TASK DIRECTIONS
State how many lines of the records contain the string "regex". Give the number alone.

WORKING DATA
^^^^^^^^
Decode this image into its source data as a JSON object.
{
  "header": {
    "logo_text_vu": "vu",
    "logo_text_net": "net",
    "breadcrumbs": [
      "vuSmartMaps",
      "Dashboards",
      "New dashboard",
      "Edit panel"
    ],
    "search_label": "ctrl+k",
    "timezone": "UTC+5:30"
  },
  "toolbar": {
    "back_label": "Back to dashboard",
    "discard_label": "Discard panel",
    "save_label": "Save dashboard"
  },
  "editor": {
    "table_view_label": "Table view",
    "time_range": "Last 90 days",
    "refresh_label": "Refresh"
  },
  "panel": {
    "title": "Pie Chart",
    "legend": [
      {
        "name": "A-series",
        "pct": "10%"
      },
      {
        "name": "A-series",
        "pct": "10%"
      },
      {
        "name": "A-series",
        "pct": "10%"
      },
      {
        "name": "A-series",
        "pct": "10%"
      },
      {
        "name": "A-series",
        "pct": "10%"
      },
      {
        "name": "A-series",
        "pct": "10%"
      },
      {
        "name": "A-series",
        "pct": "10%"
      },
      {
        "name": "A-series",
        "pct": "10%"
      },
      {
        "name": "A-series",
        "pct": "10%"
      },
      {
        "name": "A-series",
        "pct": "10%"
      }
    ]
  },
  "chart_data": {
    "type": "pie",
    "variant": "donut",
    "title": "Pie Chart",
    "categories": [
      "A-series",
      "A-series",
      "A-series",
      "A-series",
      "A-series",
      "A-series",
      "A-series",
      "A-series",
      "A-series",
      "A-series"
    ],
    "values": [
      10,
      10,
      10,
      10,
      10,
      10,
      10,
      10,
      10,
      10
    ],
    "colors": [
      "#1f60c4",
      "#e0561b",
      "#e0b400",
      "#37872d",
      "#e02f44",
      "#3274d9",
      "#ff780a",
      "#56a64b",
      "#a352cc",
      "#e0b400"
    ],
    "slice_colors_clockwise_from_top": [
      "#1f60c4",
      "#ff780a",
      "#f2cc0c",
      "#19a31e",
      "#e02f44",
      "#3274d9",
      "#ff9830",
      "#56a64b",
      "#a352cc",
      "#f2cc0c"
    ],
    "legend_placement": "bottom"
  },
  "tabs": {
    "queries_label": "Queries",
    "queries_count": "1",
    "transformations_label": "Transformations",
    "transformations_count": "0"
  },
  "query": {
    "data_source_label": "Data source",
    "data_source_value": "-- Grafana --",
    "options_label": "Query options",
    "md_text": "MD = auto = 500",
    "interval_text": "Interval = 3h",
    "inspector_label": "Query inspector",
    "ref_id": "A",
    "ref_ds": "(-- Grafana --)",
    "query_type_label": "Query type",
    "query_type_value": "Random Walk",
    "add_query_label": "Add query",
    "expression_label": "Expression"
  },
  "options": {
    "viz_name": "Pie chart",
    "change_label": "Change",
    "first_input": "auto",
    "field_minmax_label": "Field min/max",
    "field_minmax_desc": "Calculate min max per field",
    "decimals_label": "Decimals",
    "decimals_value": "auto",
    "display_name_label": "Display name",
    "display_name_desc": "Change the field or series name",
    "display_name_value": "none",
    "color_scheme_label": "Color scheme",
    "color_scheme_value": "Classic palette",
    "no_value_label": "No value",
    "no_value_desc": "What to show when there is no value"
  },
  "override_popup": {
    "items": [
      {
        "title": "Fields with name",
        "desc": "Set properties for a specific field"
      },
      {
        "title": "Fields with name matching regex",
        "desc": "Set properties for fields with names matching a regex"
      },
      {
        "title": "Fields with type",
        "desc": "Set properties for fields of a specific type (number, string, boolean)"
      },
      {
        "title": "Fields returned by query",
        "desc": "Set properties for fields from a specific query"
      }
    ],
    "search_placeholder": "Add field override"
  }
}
^^^^^^^^
SOLUTION BELOW
2